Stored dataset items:
....

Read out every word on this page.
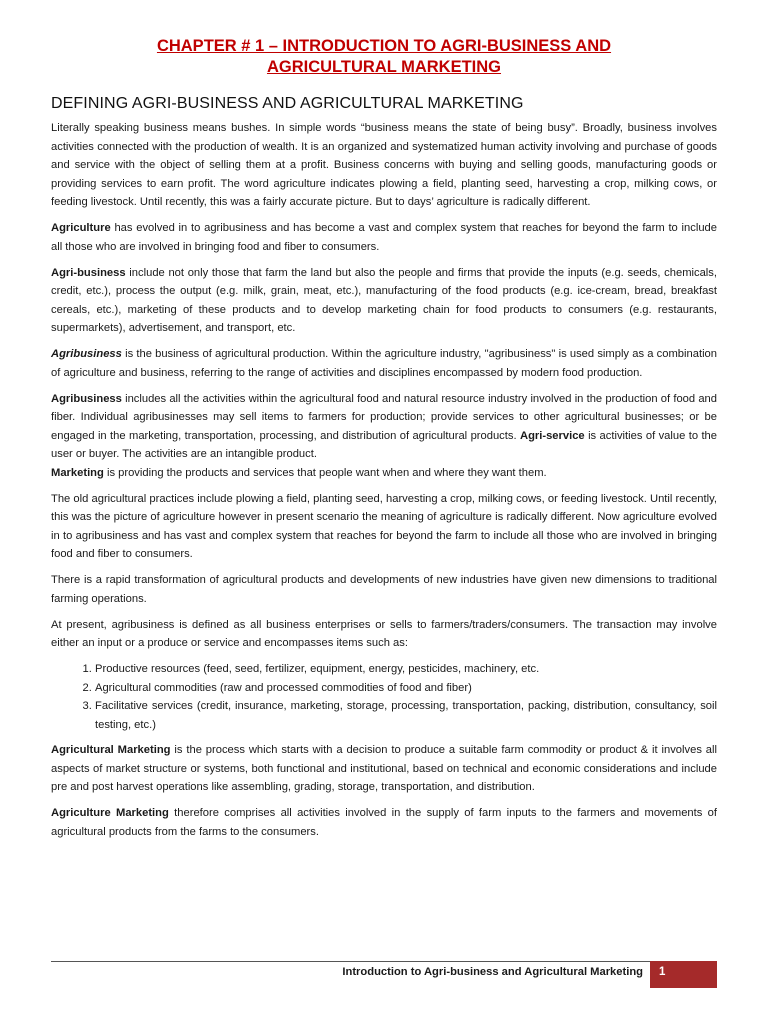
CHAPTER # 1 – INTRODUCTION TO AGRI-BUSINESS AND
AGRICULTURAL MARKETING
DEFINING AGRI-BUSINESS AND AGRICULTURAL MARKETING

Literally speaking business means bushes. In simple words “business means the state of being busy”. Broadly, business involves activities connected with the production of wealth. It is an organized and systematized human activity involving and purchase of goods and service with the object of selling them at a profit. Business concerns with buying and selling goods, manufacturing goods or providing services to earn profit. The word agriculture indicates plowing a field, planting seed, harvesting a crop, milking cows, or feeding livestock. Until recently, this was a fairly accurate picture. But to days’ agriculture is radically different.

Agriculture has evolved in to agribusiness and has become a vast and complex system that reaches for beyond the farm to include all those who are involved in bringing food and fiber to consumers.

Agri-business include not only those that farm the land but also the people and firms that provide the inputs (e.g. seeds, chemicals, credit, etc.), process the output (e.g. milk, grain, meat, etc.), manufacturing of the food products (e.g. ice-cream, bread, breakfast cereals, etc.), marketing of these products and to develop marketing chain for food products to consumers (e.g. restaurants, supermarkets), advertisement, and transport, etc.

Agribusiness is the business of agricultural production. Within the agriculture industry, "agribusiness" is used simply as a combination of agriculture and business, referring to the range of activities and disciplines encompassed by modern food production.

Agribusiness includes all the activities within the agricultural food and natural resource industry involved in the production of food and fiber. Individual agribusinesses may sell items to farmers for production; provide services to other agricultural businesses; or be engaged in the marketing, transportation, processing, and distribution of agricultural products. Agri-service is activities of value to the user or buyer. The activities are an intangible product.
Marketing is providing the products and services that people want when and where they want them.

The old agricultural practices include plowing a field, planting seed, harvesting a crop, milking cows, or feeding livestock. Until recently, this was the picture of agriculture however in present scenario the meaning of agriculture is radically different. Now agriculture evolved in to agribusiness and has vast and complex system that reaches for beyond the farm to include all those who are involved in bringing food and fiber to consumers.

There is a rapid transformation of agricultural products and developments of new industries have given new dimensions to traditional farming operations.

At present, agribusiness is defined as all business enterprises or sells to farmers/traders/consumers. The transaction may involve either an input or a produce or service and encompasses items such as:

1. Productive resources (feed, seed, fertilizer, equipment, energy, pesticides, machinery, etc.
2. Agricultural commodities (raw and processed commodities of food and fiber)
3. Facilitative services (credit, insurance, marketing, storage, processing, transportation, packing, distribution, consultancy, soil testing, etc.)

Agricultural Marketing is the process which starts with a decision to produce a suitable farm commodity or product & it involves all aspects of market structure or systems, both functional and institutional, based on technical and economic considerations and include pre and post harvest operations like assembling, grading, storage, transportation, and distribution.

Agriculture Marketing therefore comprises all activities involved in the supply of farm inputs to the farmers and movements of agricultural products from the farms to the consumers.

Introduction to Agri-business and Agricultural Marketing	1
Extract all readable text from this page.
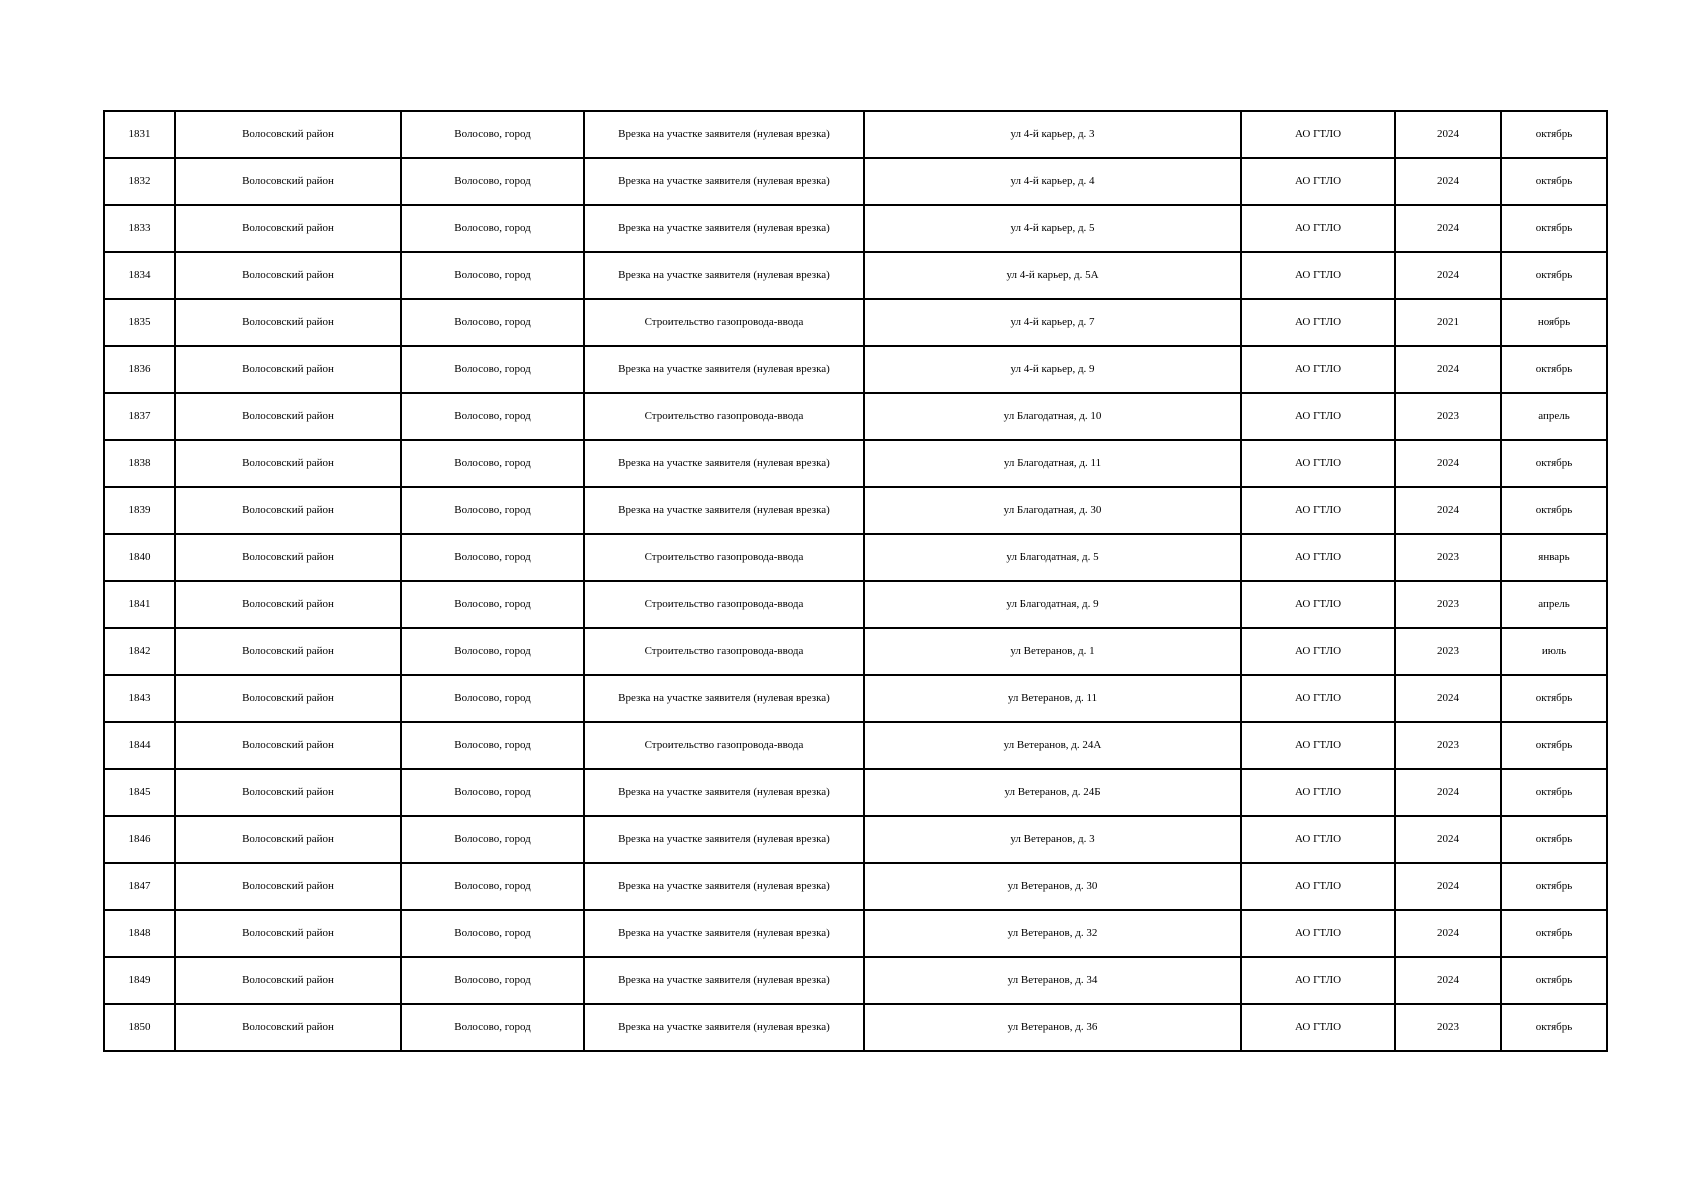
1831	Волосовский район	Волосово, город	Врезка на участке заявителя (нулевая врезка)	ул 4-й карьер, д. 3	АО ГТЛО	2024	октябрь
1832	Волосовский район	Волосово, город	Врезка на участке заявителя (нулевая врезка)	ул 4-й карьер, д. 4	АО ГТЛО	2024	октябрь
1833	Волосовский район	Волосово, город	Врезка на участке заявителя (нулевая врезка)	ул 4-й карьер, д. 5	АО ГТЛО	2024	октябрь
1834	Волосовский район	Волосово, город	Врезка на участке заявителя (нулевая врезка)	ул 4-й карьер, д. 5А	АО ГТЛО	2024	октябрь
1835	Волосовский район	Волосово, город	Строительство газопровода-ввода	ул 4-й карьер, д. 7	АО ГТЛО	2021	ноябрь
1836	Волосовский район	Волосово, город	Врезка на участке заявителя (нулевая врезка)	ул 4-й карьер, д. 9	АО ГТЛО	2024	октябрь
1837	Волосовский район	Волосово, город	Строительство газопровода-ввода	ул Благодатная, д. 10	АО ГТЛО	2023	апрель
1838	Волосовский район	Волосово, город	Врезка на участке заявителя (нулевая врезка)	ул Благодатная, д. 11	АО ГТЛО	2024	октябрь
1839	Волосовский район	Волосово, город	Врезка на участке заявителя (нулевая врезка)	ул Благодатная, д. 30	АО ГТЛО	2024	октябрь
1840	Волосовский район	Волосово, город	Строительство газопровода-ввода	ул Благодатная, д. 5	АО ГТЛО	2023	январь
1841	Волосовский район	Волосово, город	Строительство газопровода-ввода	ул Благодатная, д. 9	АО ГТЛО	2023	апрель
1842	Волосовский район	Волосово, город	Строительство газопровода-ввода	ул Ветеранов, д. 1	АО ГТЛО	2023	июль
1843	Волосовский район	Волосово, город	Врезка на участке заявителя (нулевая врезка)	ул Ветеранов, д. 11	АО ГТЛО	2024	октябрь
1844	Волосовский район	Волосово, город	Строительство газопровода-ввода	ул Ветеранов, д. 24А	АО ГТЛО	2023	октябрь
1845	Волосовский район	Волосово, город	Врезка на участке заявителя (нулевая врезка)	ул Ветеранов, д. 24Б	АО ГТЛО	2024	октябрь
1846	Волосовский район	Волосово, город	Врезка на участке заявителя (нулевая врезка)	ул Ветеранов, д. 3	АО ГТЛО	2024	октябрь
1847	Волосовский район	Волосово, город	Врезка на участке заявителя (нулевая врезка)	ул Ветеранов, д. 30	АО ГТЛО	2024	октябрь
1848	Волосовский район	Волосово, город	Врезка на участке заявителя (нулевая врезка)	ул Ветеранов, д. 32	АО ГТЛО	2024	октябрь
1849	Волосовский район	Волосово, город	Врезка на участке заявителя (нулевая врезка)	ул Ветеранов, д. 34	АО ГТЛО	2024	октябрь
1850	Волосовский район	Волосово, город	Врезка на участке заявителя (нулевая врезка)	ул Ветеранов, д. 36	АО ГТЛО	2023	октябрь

....

DESCRIPTION OF THE TASK: Repeat the material verbatim. Do not carry over any picture.

EXERCISE ANSWER:
Read out every word on this page.
CHAPTER # 1 – INTRODUCTION TO AGRI-BUSINESS AND
AGRICULTURAL MARKETING
DEFINING AGRI-BUSINESS AND AGRICULTURAL MARKETING

Literally speaking business means bushes. In simple words “business means the state of being busy”. Broadly, business involves activities connected with the production of wealth. It is an organized and systematized human activity involving and purchase of goods and service with the object of selling them at a profit. Business concerns with buying and selling goods, manufacturing goods or providing services to earn profit. The word agriculture indicates plowing a field, planting seed, harvesting a crop, milking cows, or feeding livestock. Until recently, this was a fairly accurate picture. But to days’ agriculture is radically different.

Agriculture has evolved in to agribusiness and has become a vast and complex system that reaches for beyond the farm to include all those who are involved in bringing food and fiber to consumers.

Agri-business include not only those that farm the land but also the people and firms that provide the inputs (e.g. seeds, chemicals, credit, etc.), process the output (e.g. milk, grain, meat, etc.), manufacturing of the food products (e.g. ice-cream, bread, breakfast cereals, etc.), marketing of these products and to develop marketing chain for food products to consumers (e.g. restaurants, supermarkets), advertisement, and transport, etc.

Agribusiness is the business of agricultural production. Within the agriculture industry, "agribusiness" is used simply as a combination of agriculture and business, referring to the range of activities and disciplines encompassed by modern food production.

Agribusiness includes all the activities within the agricultural food and natural resource industry involved in the production of food and fiber. Individual agribusinesses may sell items to farmers for production; provide services to other agricultural businesses; or be engaged in the marketing, transportation, processing, and distribution of agricultural products. Agri-service is activities of value to the user or buyer. The activities are an intangible product.
Marketing is providing the products and services that people want when and where they want them.

The old agricultural practices include plowing a field, planting seed, harvesting a crop, milking cows, or feeding livestock. Until recently, this was the picture of agriculture however in present scenario the meaning of agriculture is radically different. Now agriculture evolved in to agribusiness and has vast and complex system that reaches for beyond the farm to include all those who are involved in bringing food and fiber to consumers.

There is a rapid transformation of agricultural products and developments of new industries have given new dimensions to traditional farming operations.

At present, agribusiness is defined as all business enterprises or sells to farmers/traders/consumers. The transaction may involve either an input or a produce or service and encompasses items such as:

1. Productive resources (feed, seed, fertilizer, equipment, energy, pesticides, machinery, etc.
2. Agricultural commodities (raw and processed commodities of food and fiber)
3. Facilitative services (credit, insurance, marketing, storage, processing, transportation, packing, distribution, consultancy, soil testing, etc.)

Agricultural Marketing is the process which starts with a decision to produce a suitable farm commodity or product & it involves all aspects of market structure or systems, both functional and institutional, based on technical and economic considerations and include pre and post harvest operations like assembling, grading, storage, transportation, and distribution.

Agriculture Marketing therefore comprises all activities involved in the supply of farm inputs to the farmers and movements of agricultural products from the farms to the consumers.

Introduction to Agri-business and Agricultural Marketing	1
Extract all readable text from this page.
1831	Волосовский район	Волосово, город	Врезка на участке заявителя (нулевая врезка)	ул 4-й карьер, д. 3	АО ГТЛО	2024	октябрь
1832	Волосовский район	Волосово, город	Врезка на участке заявителя (нулевая врезка)	ул 4-й карьер, д. 4	АО ГТЛО	2024	октябрь
1833	Волосовский район	Волосово, город	Врезка на участке заявителя (нулевая врезка)	ул 4-й карьер, д. 5	АО ГТЛО	2024	октябрь
1834	Волосовский район	Волосово, город	Врезка на участке заявителя (нулевая врезка)	ул 4-й карьер, д. 5А	АО ГТЛО	2024	октябрь
1835	Волосовский район	Волосово, город	Строительство газопровода-ввода	ул 4-й карьер, д. 7	АО ГТЛО	2021	ноябрь
1836	Волосовский район	Волосово, город	Врезка на участке заявителя (нулевая врезка)	ул 4-й карьер, д. 9	АО ГТЛО	2024	октябрь
1837	Волосовский район	Волосово, город	Строительство газопровода-ввода	ул Благодатная, д. 10	АО ГТЛО	2023	апрель
1838	Волосовский район	Волосово, город	Врезка на участке заявителя (нулевая врезка)	ул Благодатная, д. 11	АО ГТЛО	2024	октябрь
1839	Волосовский район	Волосово, город	Врезка на участке заявителя (нулевая врезка)	ул Благодатная, д. 30	АО ГТЛО	2024	октябрь
1840	Волосовский район	Волосово, город	Строительство газопровода-ввода	ул Благодатная, д. 5	АО ГТЛО	2023	январь
1841	Волосовский район	Волосово, город	Строительство газопровода-ввода	ул Благодатная, д. 9	АО ГТЛО	2023	апрель
1842	Волосовский район	Волосово, город	Строительство газопровода-ввода	ул Ветеранов, д. 1	АО ГТЛО	2023	июль
1843	Волосовский район	Волосово, город	Врезка на участке заявителя (нулевая врезка)	ул Ветеранов, д. 11	АО ГТЛО	2024	октябрь
1844	Волосовский район	Волосово, город	Строительство газопровода-ввода	ул Ветеранов, д. 24А	АО ГТЛО	2023	октябрь
1845	Волосовский район	Волосово, город	Врезка на участке заявителя (нулевая врезка)	ул Ветеранов, д. 24Б	АО ГТЛО	2024	октябрь
1846	Волосовский район	Волосово, город	Врезка на участке заявителя (нулевая врезка)	ул Ветеранов, д. 3	АО ГТЛО	2024	октябрь
1847	Волосовский район	Волосово, город	Врезка на участке заявителя (нулевая врезка)	ул Ветеранов, д. 30	АО ГТЛО	2024	октябрь
1848	Волосовский район	Волосово, город	Врезка на участке заявителя (нулевая врезка)	ул Ветеранов, д. 32	АО ГТЛО	2024	октябрь
1849	Волосовский район	Волосово, город	Врезка на участке заявителя (нулевая врезка)	ул Ветеранов, д. 34	АО ГТЛО	2024	октябрь
1850	Волосовский район	Волосово, город	Врезка на участке заявителя (нулевая врезка)	ул Ветеранов, д. 36	АО ГТЛО	2023	октябрь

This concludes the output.